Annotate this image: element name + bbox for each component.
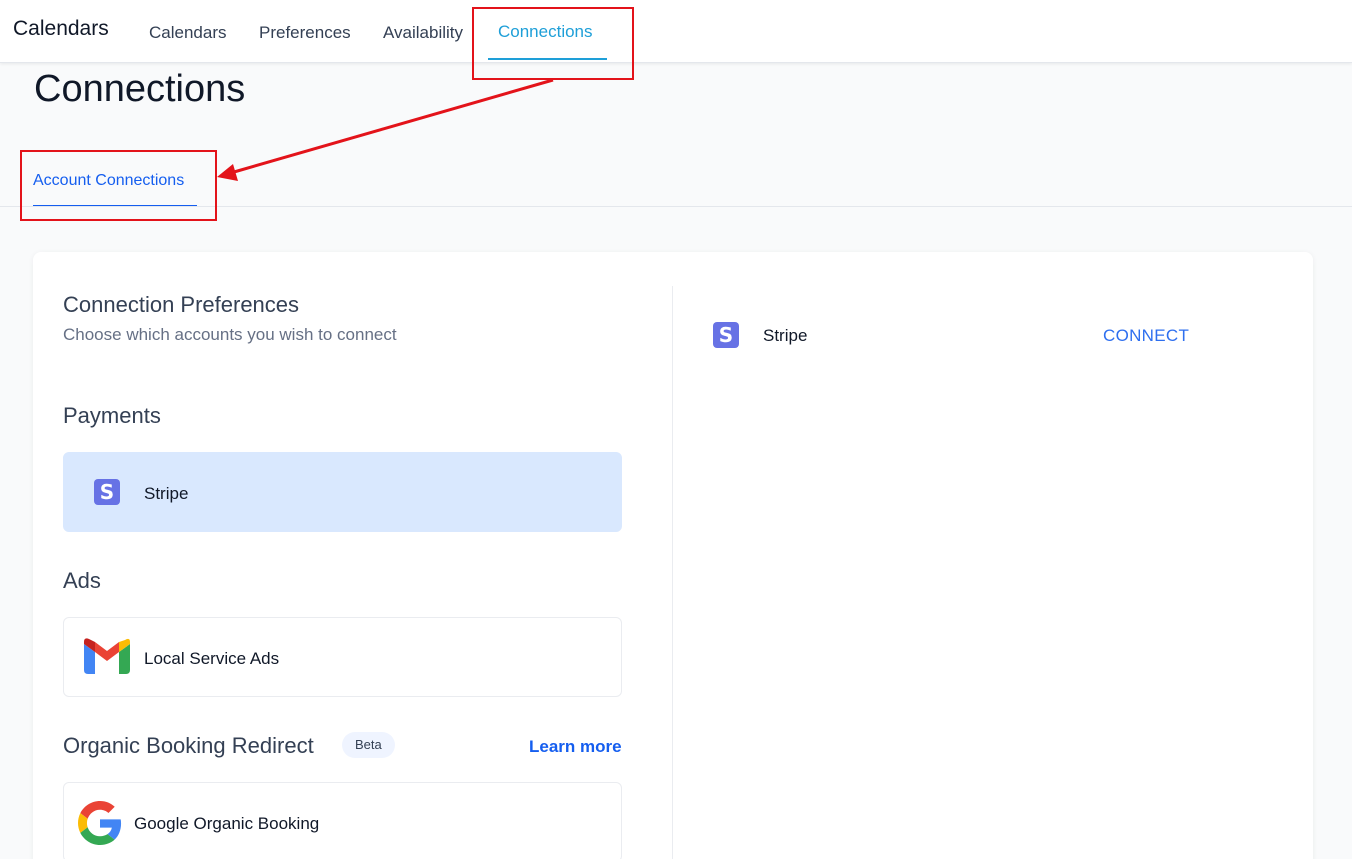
section-title-organic-booking: Organic Booking Redirect — [63, 733, 314, 758]
stripe-icon: S — [94, 479, 120, 505]
app-title: Calendars — [13, 17, 109, 40]
connect-button[interactable]: CONNECT — [1103, 326, 1189, 346]
tab-calendars[interactable]: Calendars — [149, 23, 227, 43]
section-title-payments: Payments — [63, 403, 161, 428]
tab-availability[interactable]: Availability — [383, 23, 463, 43]
google-icon — [78, 801, 122, 845]
item-label: Stripe — [144, 484, 189, 503]
top-nav: Calendars Calendars Preferences Availabi… — [0, 0, 1352, 63]
column-divider — [672, 286, 673, 859]
item-label: Google Organic Booking — [134, 814, 320, 833]
section-title-ads: Ads — [63, 568, 101, 593]
item-stripe[interactable]: S Stripe — [63, 452, 622, 532]
item-label: Local Service Ads — [144, 649, 280, 668]
preferences-subtitle: Choose which accounts you wish to connec… — [63, 325, 397, 344]
beta-badge: Beta — [342, 732, 395, 758]
page-title: Connections — [34, 68, 246, 110]
preferences-title: Connection Preferences — [63, 292, 300, 317]
annotation-box-account-connections — [20, 150, 217, 221]
tab-preferences[interactable]: Preferences — [259, 23, 351, 43]
item-local-service-ads[interactable]: Local Service Ads — [63, 617, 622, 697]
stripe-icon: S — [713, 322, 739, 348]
annotation-box-connections — [472, 7, 634, 80]
detail-label: Stripe — [763, 326, 808, 345]
gmail-icon — [84, 638, 130, 674]
item-google-organic-booking[interactable]: Google Organic Booking — [63, 782, 622, 859]
learn-more-link[interactable]: Learn more — [529, 737, 622, 757]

········

▸ **The problem**: Update the listing by replacing "Local Service Ads" with "Local Ads" wherever it appears, and reproduce every line with nothing else changed. Leave the pictures out of your answer.

▸ **Reply to the exercise**:
Annotate this image: element name + bbox for each component.
section-title-organic-booking: Organic Booking Redirect — [63, 733, 314, 758]
stripe-icon: S — [94, 479, 120, 505]
app-title: Calendars — [13, 17, 109, 40]
connect-button[interactable]: CONNECT — [1103, 326, 1189, 346]
tab-calendars[interactable]: Calendars — [149, 23, 227, 43]
section-title-payments: Payments — [63, 403, 161, 428]
tab-availability[interactable]: Availability — [383, 23, 463, 43]
google-icon — [78, 801, 122, 845]
item-label: Stripe — [144, 484, 189, 503]
top-nav: Calendars Calendars Preferences Availabi… — [0, 0, 1352, 63]
column-divider — [672, 286, 673, 859]
item-label: Google Organic Booking — [134, 814, 320, 833]
section-title-ads: Ads — [63, 568, 101, 593]
item-stripe[interactable]: S Stripe — [63, 452, 622, 532]
item-label: Local Ads — [144, 649, 280, 668]
preferences-subtitle: Choose which accounts you wish to connec… — [63, 325, 397, 344]
beta-badge: Beta — [342, 732, 395, 758]
page-title: Connections — [34, 68, 246, 110]
preferences-title: Connection Preferences — [63, 292, 300, 317]
annotation-box-account-connections — [20, 150, 217, 221]
tab-preferences[interactable]: Preferences — [259, 23, 351, 43]
item-local-service-ads[interactable]: Local Ads — [63, 617, 622, 697]
stripe-icon: S — [713, 322, 739, 348]
annotation-box-connections — [472, 7, 634, 80]
detail-label: Stripe — [763, 326, 808, 345]
gmail-icon — [84, 638, 130, 674]
item-google-organic-booking[interactable]: Google Organic Booking — [63, 782, 622, 859]
learn-more-link[interactable]: Learn more — [529, 737, 622, 757]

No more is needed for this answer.